## Do this
Every record must be repeated exactly, with no omission.

## Exercise data

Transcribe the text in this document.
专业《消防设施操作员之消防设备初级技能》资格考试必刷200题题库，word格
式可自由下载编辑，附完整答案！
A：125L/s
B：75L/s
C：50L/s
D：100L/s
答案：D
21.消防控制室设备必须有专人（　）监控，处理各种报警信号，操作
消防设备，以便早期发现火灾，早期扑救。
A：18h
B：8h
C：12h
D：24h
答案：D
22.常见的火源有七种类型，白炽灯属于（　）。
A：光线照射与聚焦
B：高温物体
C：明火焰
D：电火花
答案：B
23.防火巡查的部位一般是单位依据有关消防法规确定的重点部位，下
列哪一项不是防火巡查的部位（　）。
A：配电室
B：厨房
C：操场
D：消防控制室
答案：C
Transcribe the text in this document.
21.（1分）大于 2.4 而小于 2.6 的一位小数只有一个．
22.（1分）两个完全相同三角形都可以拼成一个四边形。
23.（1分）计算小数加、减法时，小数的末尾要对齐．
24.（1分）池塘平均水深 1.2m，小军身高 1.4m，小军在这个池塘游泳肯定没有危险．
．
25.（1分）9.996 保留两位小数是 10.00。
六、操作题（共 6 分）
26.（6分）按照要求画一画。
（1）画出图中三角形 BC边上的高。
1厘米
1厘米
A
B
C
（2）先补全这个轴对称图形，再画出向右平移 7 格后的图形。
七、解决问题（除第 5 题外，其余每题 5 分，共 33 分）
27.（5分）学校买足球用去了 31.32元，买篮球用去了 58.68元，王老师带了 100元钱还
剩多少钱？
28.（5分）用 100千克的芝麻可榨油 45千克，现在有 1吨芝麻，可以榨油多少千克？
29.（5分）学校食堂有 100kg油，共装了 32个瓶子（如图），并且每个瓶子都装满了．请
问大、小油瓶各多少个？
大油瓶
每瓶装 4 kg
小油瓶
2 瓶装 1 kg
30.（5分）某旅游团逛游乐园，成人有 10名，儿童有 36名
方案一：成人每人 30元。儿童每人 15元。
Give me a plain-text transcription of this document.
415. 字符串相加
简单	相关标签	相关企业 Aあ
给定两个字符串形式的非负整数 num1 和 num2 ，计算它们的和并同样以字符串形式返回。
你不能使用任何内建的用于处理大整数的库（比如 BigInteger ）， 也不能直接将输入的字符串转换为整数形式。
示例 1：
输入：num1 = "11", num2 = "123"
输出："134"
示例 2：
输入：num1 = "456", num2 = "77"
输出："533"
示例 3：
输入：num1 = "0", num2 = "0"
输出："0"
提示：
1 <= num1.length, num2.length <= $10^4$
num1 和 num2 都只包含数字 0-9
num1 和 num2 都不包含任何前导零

## Task solution
Transcribe the text in this document.
专业《消防设施操作员之消防设备初级技能》资格考试必刷200题题库，word格
式可自由下载编辑，附完整答案！
A：125L/s
B：75L/s
C：50L/s
D：100L/s
答案：D
21.消防控制室设备必须有专人（　）监控，处理各种报警信号，操作
消防设备，以便早期发现火灾，早期扑救。
A：18h
B：8h
C：12h
D：24h
答案：D
22.常见的火源有七种类型，白炽灯属于（　）。
A：光线照射与聚焦
B：高温物体
C：明火焰
D：电火花
答案：B
23.防火巡查的部位一般是单位依据有关消防法规确定的重点部位，下
列哪一项不是防火巡查的部位（　）。
A：配电室
B：厨房
C：操场
D：消防控制室
答案：C
Transcribe the text in this document.
21.（1分）大于 2.4 而小于 2.6 的一位小数只有一个．
22.（1分）两个完全相同三角形都可以拼成一个四边形。
23.（1分）计算小数加、减法时，小数的末尾要对齐．
24.（1分）池塘平均水深 1.2m，小军身高 1.4m，小军在这个池塘游泳肯定没有危险．
．
25.（1分）9.996 保留两位小数是 10.00。
六、操作题（共 6 分）
26.（6分）按照要求画一画。
（1）画出图中三角形 BC边上的高。
1厘米
1厘米
A
B
C
（2）先补全这个轴对称图形，再画出向右平移 7 格后的图形。
七、解决问题（除第 5 题外，其余每题 5 分，共 33 分）
27.（5分）学校买足球用去了 31.32元，买篮球用去了 58.68元，王老师带了 100元钱还
剩多少钱？
28.（5分）用 100千克的芝麻可榨油 45千克，现在有 1吨芝麻，可以榨油多少千克？
29.（5分）学校食堂有 100kg油，共装了 32个瓶子（如图），并且每个瓶子都装满了．请
问大、小油瓶各多少个？
大油瓶
每瓶装 4 kg
小油瓶
2 瓶装 1 kg
30.（5分）某旅游团逛游乐园，成人有 10名，儿童有 36名
方案一：成人每人 30元。儿童每人 15元。
Give me a plain-text transcription of this document.
415. 字符串相加
简单	相关标签	相关企业 Aあ
给定两个字符串形式的非负整数 num1 和 num2 ，计算它们的和并同样以字符串形式返回。
你不能使用任何内建的用于处理大整数的库（比如 BigInteger ）， 也不能直接将输入的字符串转换为整数形式。
示例 1：
输入：num1 = "11", num2 = "123"
输出："134"
示例 2：
输入：num1 = "456", num2 = "77"
输出："533"
示例 3：
输入：num1 = "0", num2 = "0"
输出："0"
提示：
1 <= num1.length, num2.length <= $10^4$
num1 和 num2 都只包含数字 0-9
num1 和 num2 都不包含任何前导零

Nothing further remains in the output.